Your instructions>
Search the material below for the string "color" and extract each line that has it.

Input for this task>

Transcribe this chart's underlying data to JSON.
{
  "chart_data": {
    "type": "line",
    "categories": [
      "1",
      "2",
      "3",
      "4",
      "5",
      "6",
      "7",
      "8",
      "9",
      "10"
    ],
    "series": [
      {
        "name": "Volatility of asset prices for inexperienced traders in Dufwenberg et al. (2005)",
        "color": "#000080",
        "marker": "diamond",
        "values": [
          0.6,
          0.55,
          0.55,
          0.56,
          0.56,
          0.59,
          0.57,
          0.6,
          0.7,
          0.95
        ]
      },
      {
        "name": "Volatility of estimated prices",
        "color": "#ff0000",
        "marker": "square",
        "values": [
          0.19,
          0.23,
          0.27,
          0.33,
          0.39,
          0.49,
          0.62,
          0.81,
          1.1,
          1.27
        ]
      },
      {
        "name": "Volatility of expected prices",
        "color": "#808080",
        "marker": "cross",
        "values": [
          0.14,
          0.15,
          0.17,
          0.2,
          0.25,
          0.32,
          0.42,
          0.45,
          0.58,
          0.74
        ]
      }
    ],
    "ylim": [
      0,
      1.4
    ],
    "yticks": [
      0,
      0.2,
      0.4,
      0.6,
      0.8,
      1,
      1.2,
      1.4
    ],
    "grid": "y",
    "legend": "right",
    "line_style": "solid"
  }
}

Complete answer>
        "color": "#000080",
        "color": "#ff0000",
        "color": "#808080",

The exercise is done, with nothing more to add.